* [Records provided]:
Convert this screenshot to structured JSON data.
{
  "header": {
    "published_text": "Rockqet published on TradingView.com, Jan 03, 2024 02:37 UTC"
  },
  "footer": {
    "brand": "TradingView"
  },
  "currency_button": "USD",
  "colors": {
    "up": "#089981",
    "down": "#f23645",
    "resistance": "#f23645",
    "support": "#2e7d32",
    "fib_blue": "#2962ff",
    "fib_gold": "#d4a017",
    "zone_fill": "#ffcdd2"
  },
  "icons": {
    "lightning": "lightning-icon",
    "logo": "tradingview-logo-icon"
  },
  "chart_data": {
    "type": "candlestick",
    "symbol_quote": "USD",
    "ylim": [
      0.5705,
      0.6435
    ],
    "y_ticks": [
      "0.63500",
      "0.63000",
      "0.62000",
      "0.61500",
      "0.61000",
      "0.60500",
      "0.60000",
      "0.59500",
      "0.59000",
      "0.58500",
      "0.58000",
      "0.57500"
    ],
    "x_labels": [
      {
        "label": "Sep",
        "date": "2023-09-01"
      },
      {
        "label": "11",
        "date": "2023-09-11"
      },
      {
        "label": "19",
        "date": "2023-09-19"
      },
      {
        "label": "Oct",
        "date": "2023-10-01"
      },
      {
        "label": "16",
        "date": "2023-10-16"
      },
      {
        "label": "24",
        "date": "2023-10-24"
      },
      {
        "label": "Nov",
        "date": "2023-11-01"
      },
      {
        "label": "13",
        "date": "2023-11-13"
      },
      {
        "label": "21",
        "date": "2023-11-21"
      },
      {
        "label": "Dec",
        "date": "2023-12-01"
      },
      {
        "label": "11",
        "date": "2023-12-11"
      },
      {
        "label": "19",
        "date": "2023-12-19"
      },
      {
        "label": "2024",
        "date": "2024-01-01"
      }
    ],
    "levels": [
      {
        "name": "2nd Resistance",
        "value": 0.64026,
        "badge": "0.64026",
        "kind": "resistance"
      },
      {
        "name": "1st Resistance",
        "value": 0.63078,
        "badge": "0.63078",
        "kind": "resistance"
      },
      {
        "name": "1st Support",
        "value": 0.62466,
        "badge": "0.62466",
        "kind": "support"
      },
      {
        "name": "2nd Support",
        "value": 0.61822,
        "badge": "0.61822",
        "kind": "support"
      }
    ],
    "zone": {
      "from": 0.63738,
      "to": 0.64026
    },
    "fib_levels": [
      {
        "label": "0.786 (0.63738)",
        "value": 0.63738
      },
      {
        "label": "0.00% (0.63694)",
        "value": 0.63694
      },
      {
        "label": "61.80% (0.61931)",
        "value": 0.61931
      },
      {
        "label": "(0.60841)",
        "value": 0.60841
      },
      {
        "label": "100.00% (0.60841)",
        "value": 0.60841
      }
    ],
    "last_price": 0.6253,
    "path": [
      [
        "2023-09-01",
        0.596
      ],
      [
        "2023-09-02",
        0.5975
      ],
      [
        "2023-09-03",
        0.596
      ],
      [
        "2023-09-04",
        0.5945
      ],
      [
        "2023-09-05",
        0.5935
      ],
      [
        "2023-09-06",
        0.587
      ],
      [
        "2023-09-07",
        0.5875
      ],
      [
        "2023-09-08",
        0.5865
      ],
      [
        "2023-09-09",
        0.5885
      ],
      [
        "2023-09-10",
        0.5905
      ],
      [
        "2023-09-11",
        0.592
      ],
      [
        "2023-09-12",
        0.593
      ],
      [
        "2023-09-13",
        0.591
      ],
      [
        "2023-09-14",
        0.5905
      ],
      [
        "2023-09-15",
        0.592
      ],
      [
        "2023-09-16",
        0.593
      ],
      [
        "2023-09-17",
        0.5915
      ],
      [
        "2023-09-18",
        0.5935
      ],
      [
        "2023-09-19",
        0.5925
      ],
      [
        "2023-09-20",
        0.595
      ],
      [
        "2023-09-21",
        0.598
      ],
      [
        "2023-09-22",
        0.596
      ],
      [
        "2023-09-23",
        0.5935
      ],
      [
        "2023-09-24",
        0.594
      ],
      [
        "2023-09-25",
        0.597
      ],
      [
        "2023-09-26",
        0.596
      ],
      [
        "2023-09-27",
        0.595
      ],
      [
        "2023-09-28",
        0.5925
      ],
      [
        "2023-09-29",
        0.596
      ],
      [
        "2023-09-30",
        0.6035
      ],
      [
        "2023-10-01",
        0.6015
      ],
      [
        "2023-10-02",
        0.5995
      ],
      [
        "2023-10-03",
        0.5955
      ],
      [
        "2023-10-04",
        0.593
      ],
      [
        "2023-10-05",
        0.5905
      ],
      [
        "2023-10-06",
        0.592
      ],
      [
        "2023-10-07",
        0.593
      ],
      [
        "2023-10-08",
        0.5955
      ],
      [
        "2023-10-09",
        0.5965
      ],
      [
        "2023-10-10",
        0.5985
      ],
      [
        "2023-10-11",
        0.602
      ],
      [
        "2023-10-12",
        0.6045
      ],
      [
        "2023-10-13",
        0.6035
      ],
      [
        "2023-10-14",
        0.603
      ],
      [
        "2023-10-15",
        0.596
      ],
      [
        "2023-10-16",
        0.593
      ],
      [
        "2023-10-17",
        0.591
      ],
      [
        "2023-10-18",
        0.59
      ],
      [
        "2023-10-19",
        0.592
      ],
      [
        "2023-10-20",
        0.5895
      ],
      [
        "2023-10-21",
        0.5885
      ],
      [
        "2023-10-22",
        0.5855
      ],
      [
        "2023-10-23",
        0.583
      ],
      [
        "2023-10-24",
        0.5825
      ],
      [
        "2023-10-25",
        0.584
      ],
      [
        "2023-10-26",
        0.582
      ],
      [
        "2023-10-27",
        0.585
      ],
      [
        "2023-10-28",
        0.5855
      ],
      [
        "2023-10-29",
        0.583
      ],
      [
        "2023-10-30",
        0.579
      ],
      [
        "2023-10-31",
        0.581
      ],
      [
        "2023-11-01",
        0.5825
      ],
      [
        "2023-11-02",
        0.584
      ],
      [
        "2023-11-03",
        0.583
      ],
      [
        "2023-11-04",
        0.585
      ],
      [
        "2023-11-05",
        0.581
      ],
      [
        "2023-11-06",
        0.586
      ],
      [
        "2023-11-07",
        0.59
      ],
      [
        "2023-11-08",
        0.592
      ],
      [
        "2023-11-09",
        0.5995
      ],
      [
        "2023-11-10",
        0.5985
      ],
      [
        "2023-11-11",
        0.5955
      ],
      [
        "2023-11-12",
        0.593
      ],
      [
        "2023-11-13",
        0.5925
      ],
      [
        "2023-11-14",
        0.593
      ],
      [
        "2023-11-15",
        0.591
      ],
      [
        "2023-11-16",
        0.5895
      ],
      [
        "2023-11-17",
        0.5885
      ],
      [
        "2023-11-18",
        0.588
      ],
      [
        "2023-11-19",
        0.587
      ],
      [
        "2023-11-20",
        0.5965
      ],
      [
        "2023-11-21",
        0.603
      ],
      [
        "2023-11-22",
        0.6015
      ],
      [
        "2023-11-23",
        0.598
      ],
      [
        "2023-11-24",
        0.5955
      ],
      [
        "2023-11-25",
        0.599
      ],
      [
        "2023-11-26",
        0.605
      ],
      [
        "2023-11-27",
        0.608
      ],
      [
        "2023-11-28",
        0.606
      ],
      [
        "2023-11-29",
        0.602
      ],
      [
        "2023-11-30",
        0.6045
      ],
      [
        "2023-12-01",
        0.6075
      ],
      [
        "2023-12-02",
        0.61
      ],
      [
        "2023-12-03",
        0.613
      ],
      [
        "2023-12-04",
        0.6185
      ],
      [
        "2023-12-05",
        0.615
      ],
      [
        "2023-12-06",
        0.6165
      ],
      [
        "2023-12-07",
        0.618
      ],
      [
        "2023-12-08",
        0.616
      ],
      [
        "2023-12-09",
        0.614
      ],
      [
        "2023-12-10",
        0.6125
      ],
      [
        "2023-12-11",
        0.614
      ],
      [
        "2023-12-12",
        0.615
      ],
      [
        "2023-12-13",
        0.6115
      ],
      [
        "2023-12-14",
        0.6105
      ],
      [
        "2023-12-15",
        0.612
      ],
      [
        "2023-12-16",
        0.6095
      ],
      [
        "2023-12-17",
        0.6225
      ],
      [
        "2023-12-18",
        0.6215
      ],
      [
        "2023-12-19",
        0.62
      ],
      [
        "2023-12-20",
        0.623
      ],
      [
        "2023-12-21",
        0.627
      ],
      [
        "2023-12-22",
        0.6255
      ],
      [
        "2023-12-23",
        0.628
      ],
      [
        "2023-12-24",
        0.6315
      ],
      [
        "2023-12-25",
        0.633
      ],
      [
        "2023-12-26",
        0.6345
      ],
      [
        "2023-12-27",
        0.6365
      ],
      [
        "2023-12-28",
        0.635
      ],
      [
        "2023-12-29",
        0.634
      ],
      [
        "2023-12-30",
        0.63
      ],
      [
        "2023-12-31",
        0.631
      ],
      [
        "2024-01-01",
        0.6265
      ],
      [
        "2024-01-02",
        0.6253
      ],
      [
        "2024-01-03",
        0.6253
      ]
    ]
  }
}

* [What to work on]:
Go through the lines above. Select every one that has the string "value".

* [Finished task]:
        "value": 0.64026,
        "value": 0.63078,
        "value": 0.62466,
        "value": 0.61822,
        "value": 0.63738
        "value": 0.63694
        "value": 0.61931
        "value": 0.60841
        "value": 0.60841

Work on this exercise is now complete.